[Work to do]
[1] In the article about Spain's general election and Franco's exhumation, what share of the vote did the PSOE win in the April 2019 election?
[2] List every political party that the article about Spain's general election and Franco's exhumation names.
[3] Take the article about Spain's general election and Franco's exhumation further from the point where it stops.

* BEGIN Passage to read *

In Spain, Franco Still Lives
The exhumation of Francisco Franco was meant to help Spain get over four decades of fascist dictatorship. But as the country heads to general elections today, nationalist tensions are soaring — and the Franco-nostalgic Vox party is set to be the big winner.
- Interview by
- Eoghan Gilmartin
Spain holds its second general election in six months today, after Pedro Sánchez’s Socialist Party (PSOE) walked away from a possible left-wing coalition with the radical-left Unidas Podemos. The center-left PSOE is set to remain the largest party, but last-minute polling shows its support down nearly two points on its 28.7 percent result in the April 2019 election.
The vote comes just three weeks after Sánchez’s government finally made good on its promise to disinter fascist dictator Francisco Franco, previously housed in a grandiose mausoleum at the Valley of the Fallen outside Madrid. The monument had been a stain on Spanish democracy for decades. Yet by calling unnecessary repeat elections under conditions well-suited to the far right, Sánchez looks to have handed Franco-nostalgists a historic opportunity to become a major political force.
Indeed, while the Socialists are expected to suffer at least small losses, the far-right Vox is likely to become the country’s third-largest party. The last polls forecast that this extremist outfit would take between 12 and 14 percent of the vote — meaning that it could win as many as fifty of the 350 seats in the Spanish Congress.
The upsurge in the far-right vote is in large part fueled by the ongoing crisis in Catalonia. After pro-independence leaders were sentenced to punitive jail terms for their part in the outlawed 2017 referendum, in late October the region was gripped by a wave of protests, including a week of heavy rioting much-dramatized by the national media.
In an atmosphere of heightened nationalist sentiment, the margin separating Spain’s broader left and right blocs has narrowed to as little as five seats. While the weight of regionalist-nationalist parties makes a right-wing majority unlikely, there is also a radicalization within this right-wing bloc, as Vox surges to unprecedented heights.
In this context, Sánchez’s decision to opt for fresh elections, instead of accepting a coalition deal with Unidas Podemos in July, looks increasingly like an error. But with Sánchez ruling out a potential left-wing coalition, the most likely alternative is some sort of pact with the conservative Partido Popular (PP).
Ahead of Sunday’s election, Eoghan Gilmartin sat down with the journalist Antonio Maestre. Author of the recently published Franquismo S.A. — a study of the economic legacy of Spain’s dictatorship — Maestre told Jacobin about how Vox has built its power and the wider turmoil that has fed nationalist tensions across Spain.
Fresh Elections
The previous general election in April was centered on the confrontation between two polarized left- and right-wing blocs. Could we say that this has given way to a new dynamic, with both the Socialists and a revived PP now vying over which can best position itself as the “party of order”?
Yes, the strategy of the two major parties has changed. In April, the PP competed with the extreme right in the waging of a series of culture wars, as it sought to minimize potential losses on its right-wing flank. At the same time, the PSOE positioned itself as the only option for progressive voters seeking to block Vox’s breakthrough into institutional politics, and indeed prevent a right-wing coalition.

* END Passage to read *
* BEGIN Material *

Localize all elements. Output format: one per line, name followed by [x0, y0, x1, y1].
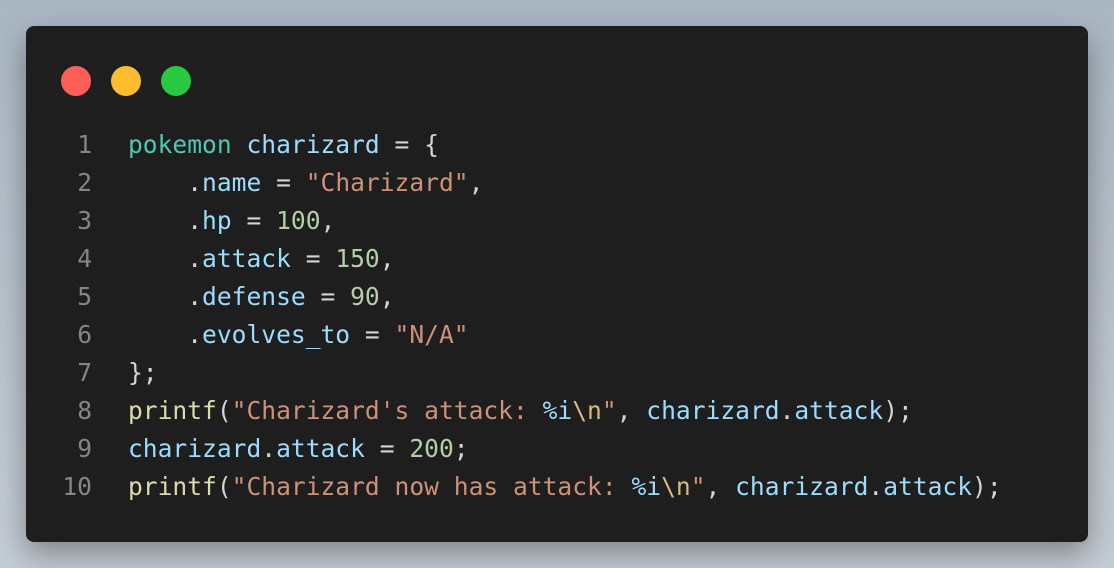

* END Material *

[Task-by-task outputs]
[1] 28.7 percent

[2]
- Socialist Party (PSOE)
- Unidas Podemos
- Vox
- Partido Popular (PP)

[3]
This dynamic, which heightened the confrontation between the Left and Right, has broken down in recent months. After suffering heavy losses in April, with its number of seats reduced practically in half from 135 seats to sixty-six, the PP is now trying to pivot to the center, with its leader Pablo Casado seeking to project a more presidential image. He needs to reconstitute his party’s electorate, in particular by taking advantage of the collapse in support for [liberal-rightist] Ciudadanos. Meanwhile, the Socialists also believe there is more room to grow in the center, as Podemos’s vote share is holding firm.
Beyond such party tactics, there has also been a major shift in the focus of public debate. Fears of the far right have now given way to an agenda dominated by the conflict in Catalonia.
The Catalan question has always been a weak spot for the Left electorally. However, normally moments of major public unrest benefit those in power, and so Sánchez’s pivot to the center is also about turning the protests in Catalonia to his advantage. He wants to project an image of the PSOE as the only party that can guarantee order and constitutional stability in this moment of crisis.
I’m not so certain this will work — not least because his victory in April had a lot to do with his promise of dialogue and seeking agreement on the territorial dispute.
When in July Sanchez chose to abandon negotiations with Unidas Podemos over a left-wing coalition, the Socialists were riding high in the polls; some estimations had them as much as eight points up on their result in April. But these potential gains have evaporated. The last El País poll before Sunday’s vote had PSOE losing two seats while El Diario’s had them down five. Is it fair to say it was a major error to force new elections, particularly knowing the sentence in the Catalan leaders’ trial was imminent?
Yes, Sanchez seems to have fundamentally misread the sociological makeup of Spain’s progressive vote. The Left has always struggled when elections are fought around issues of public order or around the clash of national identities that the territorial dispute entails. When Catalonia dominates the agenda, the Left’s vote either stagnates or falls, and we are seeing that in the polls at the moment.
As things stand, I think the most the Socialists can hope for is to get a similar result to what the party got in April. To maintain its vote share would now be seen as a real success.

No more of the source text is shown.